Written problem:
Isolate every line in the data with the string "circle" and copy it.

Task data:
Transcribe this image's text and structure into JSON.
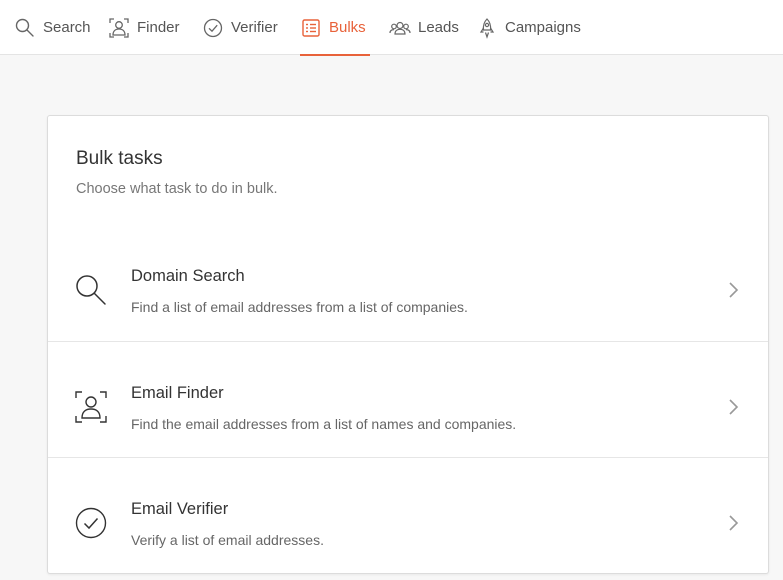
{
  "nav": {
    "items": [
      {
        "label": "Search",
        "icon": "search-icon",
        "active": false
      },
      {
        "label": "Finder",
        "icon": "person-frame-icon",
        "active": false
      },
      {
        "label": "Verifier",
        "icon": "check-circle-icon",
        "active": false
      },
      {
        "label": "Bulks",
        "icon": "list-icon",
        "active": true
      },
      {
        "label": "Leads",
        "icon": "people-icon",
        "active": false
      },
      {
        "label": "Campaigns",
        "icon": "rocket-icon",
        "active": false
      }
    ],
    "accent_color": "#e8623a"
  },
  "card": {
    "title": "Bulk tasks",
    "subtitle": "Choose what task to do in bulk.",
    "tasks": [
      {
        "title": "Domain Search",
        "description": "Find a list of email addresses from a list of companies.",
        "icon": "search-icon"
      },
      {
        "title": "Email Finder",
        "description": "Find the email addresses from a list of names and companies.",
        "icon": "person-frame-icon"
      },
      {
        "title": "Email Verifier",
        "description": "Verify a list of email addresses.",
        "icon": "check-circle-icon"
      }
    ]
  }
}
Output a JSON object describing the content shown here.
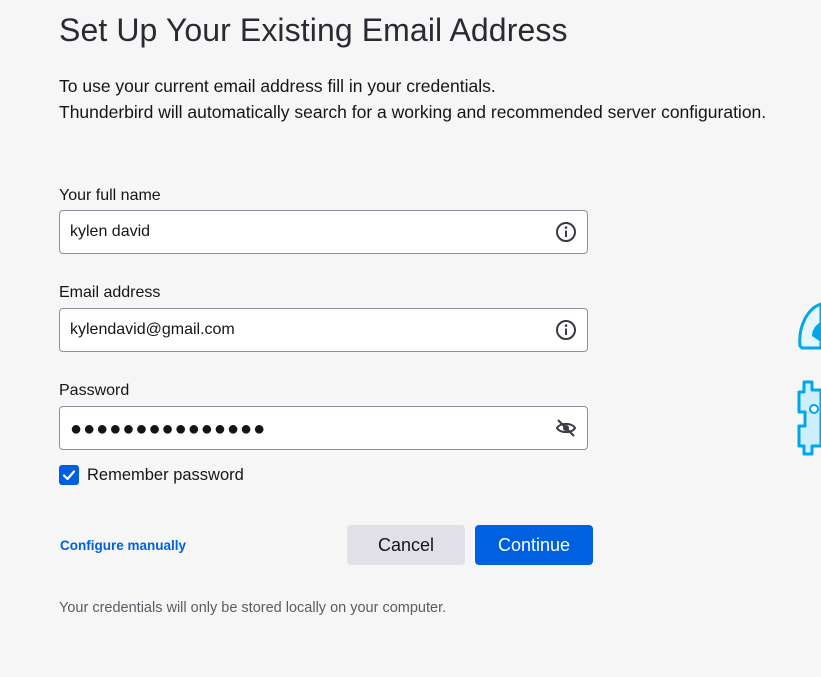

Exercise output:
        "icon": "check-circle-icon",
        "icon": "check-circle-icon"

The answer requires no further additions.